Given entries ▸

-.-.-

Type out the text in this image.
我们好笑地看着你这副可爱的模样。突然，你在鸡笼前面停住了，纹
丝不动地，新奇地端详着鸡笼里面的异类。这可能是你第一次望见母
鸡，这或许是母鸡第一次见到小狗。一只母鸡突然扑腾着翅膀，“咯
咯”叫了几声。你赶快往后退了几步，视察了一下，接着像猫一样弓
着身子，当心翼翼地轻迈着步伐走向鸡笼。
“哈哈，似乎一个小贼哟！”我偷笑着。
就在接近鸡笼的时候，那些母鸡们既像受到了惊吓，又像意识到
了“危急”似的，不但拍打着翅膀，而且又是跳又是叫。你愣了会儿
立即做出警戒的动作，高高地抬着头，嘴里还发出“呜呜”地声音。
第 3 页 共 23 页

-.-.-

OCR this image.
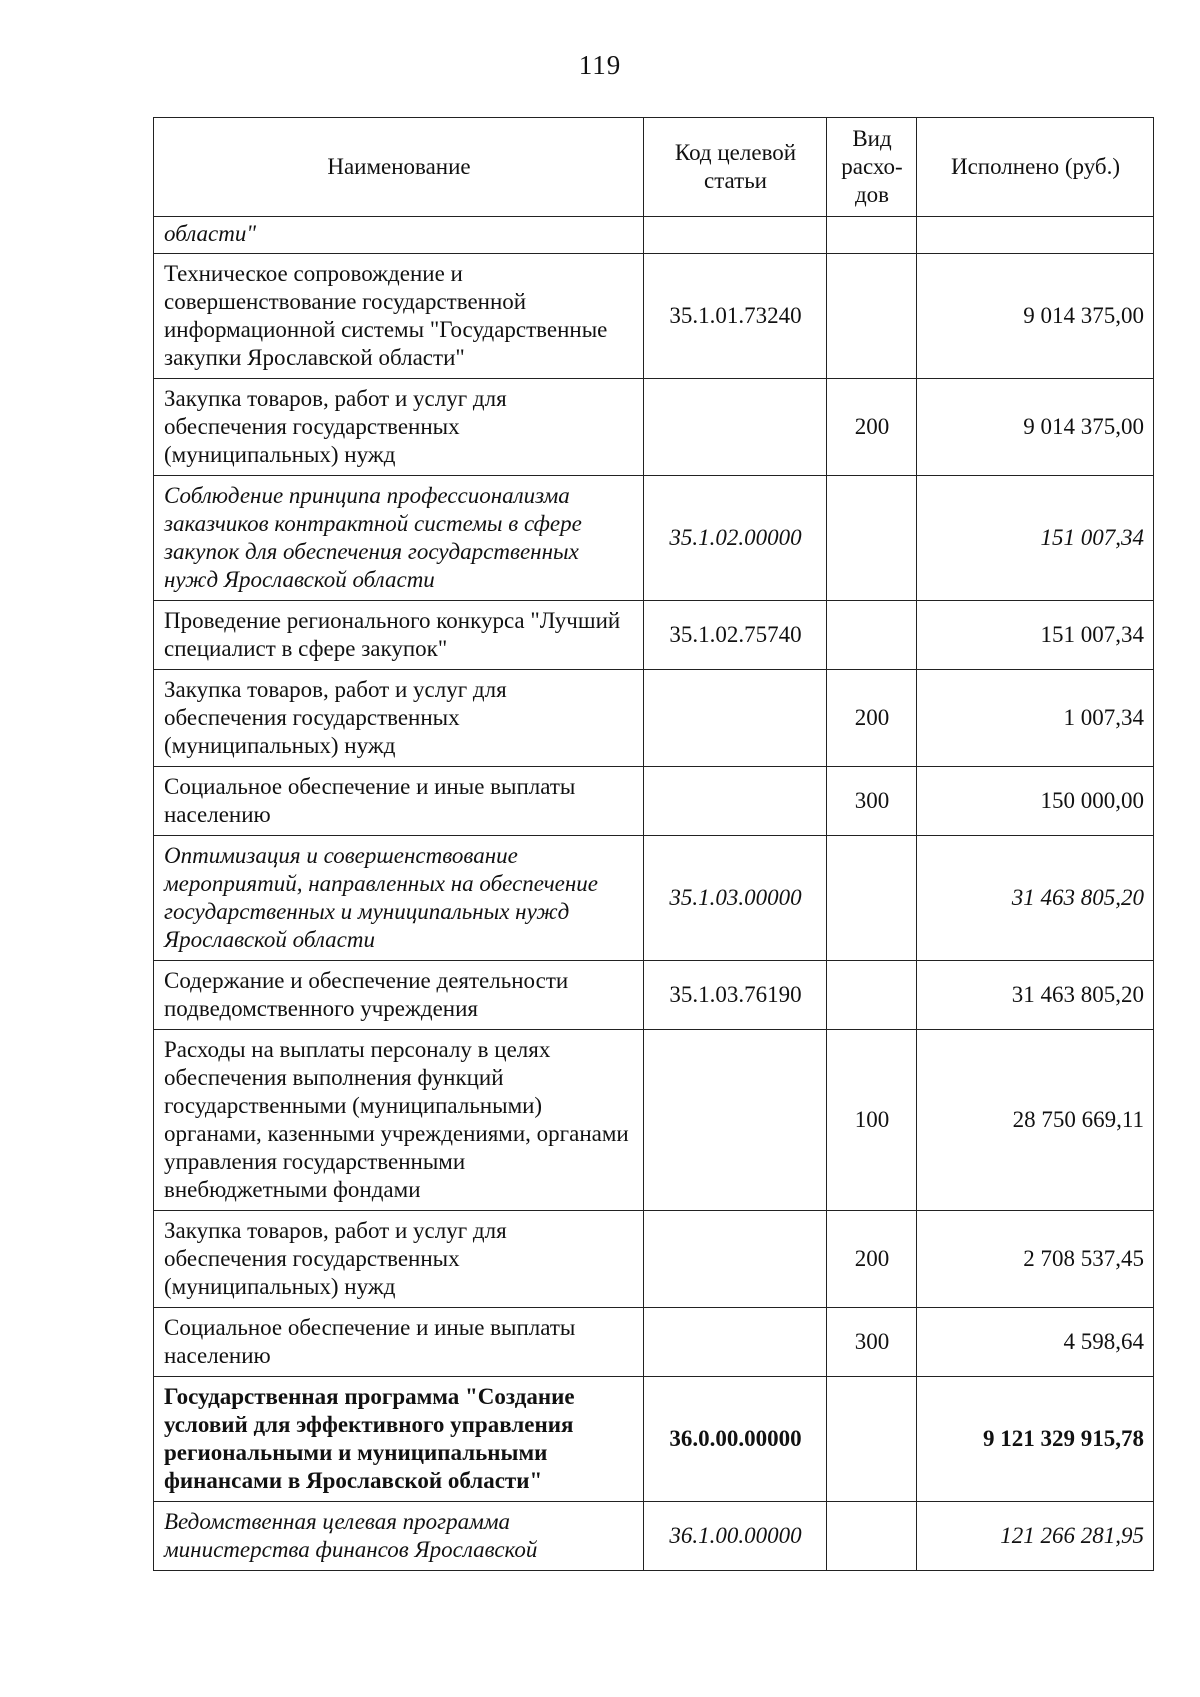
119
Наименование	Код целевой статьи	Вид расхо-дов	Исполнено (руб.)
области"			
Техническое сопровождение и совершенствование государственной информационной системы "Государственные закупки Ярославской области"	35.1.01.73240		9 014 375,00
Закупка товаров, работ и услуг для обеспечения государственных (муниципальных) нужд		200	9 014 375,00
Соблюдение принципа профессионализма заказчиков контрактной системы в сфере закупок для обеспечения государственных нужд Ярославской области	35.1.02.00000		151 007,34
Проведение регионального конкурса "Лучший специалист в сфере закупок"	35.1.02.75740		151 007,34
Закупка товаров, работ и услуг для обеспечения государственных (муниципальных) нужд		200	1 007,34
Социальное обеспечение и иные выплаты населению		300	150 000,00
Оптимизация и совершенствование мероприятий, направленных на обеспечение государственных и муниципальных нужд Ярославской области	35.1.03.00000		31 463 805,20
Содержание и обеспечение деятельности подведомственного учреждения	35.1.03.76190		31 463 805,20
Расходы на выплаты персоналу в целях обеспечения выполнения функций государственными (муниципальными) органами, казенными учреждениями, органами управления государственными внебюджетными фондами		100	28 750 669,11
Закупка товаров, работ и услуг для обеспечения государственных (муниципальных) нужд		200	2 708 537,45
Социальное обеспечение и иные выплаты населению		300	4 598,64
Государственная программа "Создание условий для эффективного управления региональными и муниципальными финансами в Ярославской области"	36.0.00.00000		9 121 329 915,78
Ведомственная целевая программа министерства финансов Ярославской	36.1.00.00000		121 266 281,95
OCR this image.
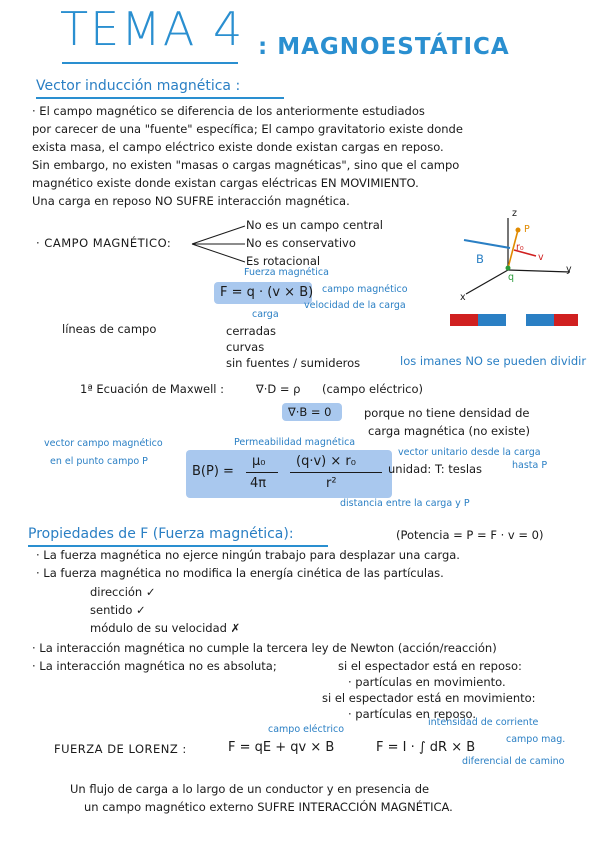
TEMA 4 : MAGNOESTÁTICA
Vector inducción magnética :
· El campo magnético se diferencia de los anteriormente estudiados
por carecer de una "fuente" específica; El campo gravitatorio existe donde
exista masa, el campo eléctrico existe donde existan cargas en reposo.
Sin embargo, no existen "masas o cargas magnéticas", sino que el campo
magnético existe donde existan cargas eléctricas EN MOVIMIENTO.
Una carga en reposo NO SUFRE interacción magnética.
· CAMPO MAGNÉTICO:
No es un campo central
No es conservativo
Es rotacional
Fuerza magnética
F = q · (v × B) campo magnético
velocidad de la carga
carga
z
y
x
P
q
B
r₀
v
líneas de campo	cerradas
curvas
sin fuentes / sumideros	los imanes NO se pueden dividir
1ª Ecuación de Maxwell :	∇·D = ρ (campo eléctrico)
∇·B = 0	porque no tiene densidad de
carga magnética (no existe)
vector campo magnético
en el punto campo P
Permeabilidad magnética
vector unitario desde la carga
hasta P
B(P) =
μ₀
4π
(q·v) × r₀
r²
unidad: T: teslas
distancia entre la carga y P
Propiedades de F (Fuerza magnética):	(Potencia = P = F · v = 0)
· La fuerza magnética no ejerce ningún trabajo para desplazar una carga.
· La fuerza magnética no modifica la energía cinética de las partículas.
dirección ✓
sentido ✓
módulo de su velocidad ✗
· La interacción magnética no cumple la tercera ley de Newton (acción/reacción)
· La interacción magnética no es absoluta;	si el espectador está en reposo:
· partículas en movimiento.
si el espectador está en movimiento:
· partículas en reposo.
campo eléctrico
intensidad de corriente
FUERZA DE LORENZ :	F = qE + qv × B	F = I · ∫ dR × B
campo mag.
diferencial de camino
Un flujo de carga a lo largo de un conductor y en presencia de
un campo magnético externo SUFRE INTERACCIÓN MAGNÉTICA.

-.-.-

Count the lines in the records above that contain the word "работ", and give only the number.

3